Entries supplied:
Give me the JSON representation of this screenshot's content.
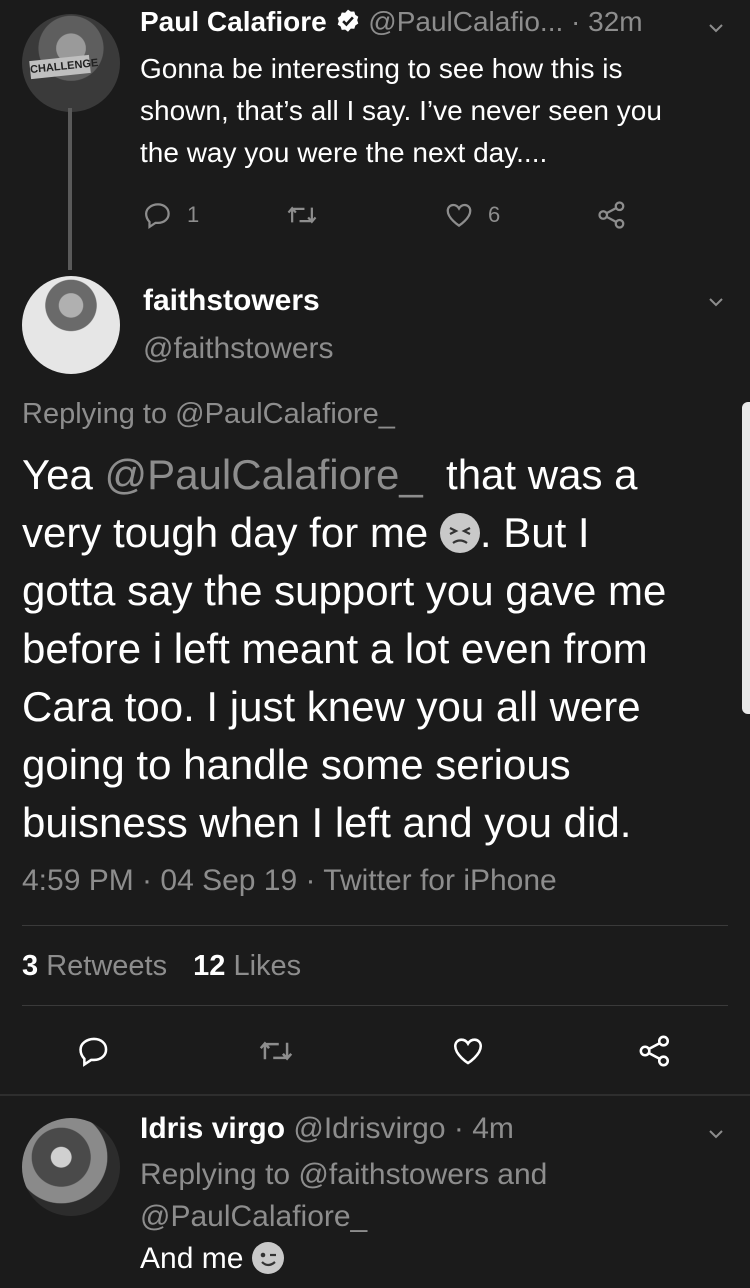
{
  "tweet1": {
    "name": "Paul Calafiore",
    "handle": "@PaulCalafio...",
    "time": "· 32m",
    "text_lines": [
      "Gonna be interesting to see how this is",
      "shown, that’s all I say. I’ve never seen you",
      "the way you were the next day...."
    ],
    "avatar_badge": "CHALLENGE",
    "reply_count": "1",
    "retweet_count": "",
    "like_count": "6"
  },
  "main_tweet": {
    "name": "faithstowers",
    "handle": "@faithstowers",
    "replying_prefix": "Replying to ",
    "replying_to": "@PaulCalafiore_",
    "text": {
      "line1_pre": "Yea ",
      "line1_mention": "@PaulCalafiore_",
      "line1_post": "  that was a",
      "line2_pre": "very tough day for me ",
      "line2_post": ". But I",
      "line3": "gotta say the support you gave me",
      "line4": "before i left meant a lot even from",
      "line5": "Cara too. I just knew you all were",
      "line6": "going to handle some serious",
      "line7": "buisness when I left and you did."
    },
    "timestamp": "4:59 PM · 04 Sep 19 · Twitter for iPhone",
    "retweets_count": "3",
    "retweets_label": "Retweets",
    "likes_count": "12",
    "likes_label": "Likes"
  },
  "reply": {
    "name": "Idris virgo",
    "handle": "@Idrisvirgo",
    "time": "· 4m",
    "replying_line1": "Replying to @faithstowers and",
    "replying_line2": "@PaulCalafiore_",
    "text": "And me"
  },
  "colors": {
    "background": "#1b1b1b",
    "text": "#ffffff",
    "muted": "#8d8d8d",
    "divider": "#3a3a3a"
  },
  "icons": [
    "reply-icon",
    "retweet-icon",
    "like-icon",
    "share-icon",
    "verified-icon",
    "chevron-down-icon"
  ]
}
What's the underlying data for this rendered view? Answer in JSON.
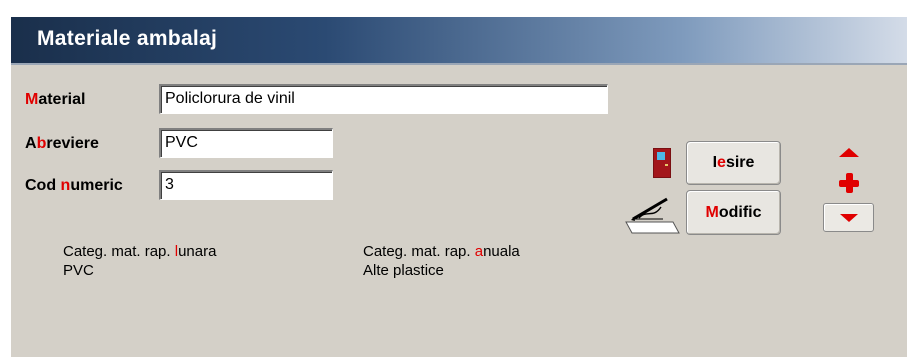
{
  "window": {
    "title": "Materiale ambalaj"
  },
  "form": {
    "material": {
      "label_hot": "M",
      "label_rest": "aterial",
      "value": "Policlorura de vinil"
    },
    "abreviere": {
      "label_pre": "A",
      "label_hot": "b",
      "label_rest": "reviere",
      "value": "PVC"
    },
    "cod_numeric": {
      "label_pre": "Cod ",
      "label_hot": "n",
      "label_rest": "umeric",
      "value": "3"
    }
  },
  "buttons": {
    "iesire": {
      "pre": "I",
      "hot": "e",
      "rest": "sire"
    },
    "modific": {
      "hot": "M",
      "rest": "odific"
    }
  },
  "info": {
    "lunara": {
      "label_pre": "Categ. mat. rap. ",
      "label_hot": "l",
      "label_rest": "unara",
      "value": "PVC"
    },
    "anuala": {
      "label_pre": "Categ. mat. rap. ",
      "label_hot": "a",
      "label_rest": "nuala",
      "value": "Alte plastice"
    }
  },
  "icons": {
    "exit": "door-icon",
    "edit": "pen-paper-icon",
    "up": "arrow-up-icon",
    "add": "plus-icon",
    "down": "arrow-down-icon"
  },
  "colors": {
    "hotkey": "#e00000",
    "window_bg": "#d4d0c8",
    "title_dark": "#1a2f4b"
  }
}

Directive: Give back word for word the lines from the one containing "What's the underlying" through the final line of the data above. Pictures are to be left out.

Exercise response:
What's the underlying data for this rendered view? Answer in JSON.
{
  "window": {
    "title": "Materiale ambalaj"
  },
  "form": {
    "material": {
      "label_hot": "M",
      "label_rest": "aterial",
      "value": "Policlorura de vinil"
    },
    "abreviere": {
      "label_pre": "A",
      "label_hot": "b",
      "label_rest": "reviere",
      "value": "PVC"
    },
    "cod_numeric": {
      "label_pre": "Cod ",
      "label_hot": "n",
      "label_rest": "umeric",
      "value": "3"
    }
  },
  "buttons": {
    "iesire": {
      "pre": "I",
      "hot": "e",
      "rest": "sire"
    },
    "modific": {
      "hot": "M",
      "rest": "odific"
    }
  },
  "info": {
    "lunara": {
      "label_pre": "Categ. mat. rap. ",
      "label_hot": "l",
      "label_rest": "unara",
      "value": "PVC"
    },
    "anuala": {
      "label_pre": "Categ. mat. rap. ",
      "label_hot": "a",
      "label_rest": "nuala",
      "value": "Alte plastice"
    }
  },
  "icons": {
    "exit": "door-icon",
    "edit": "pen-paper-icon",
    "up": "arrow-up-icon",
    "add": "plus-icon",
    "down": "arrow-down-icon"
  },
  "colors": {
    "hotkey": "#e00000",
    "window_bg": "#d4d0c8",
    "title_dark": "#1a2f4b"
  }
}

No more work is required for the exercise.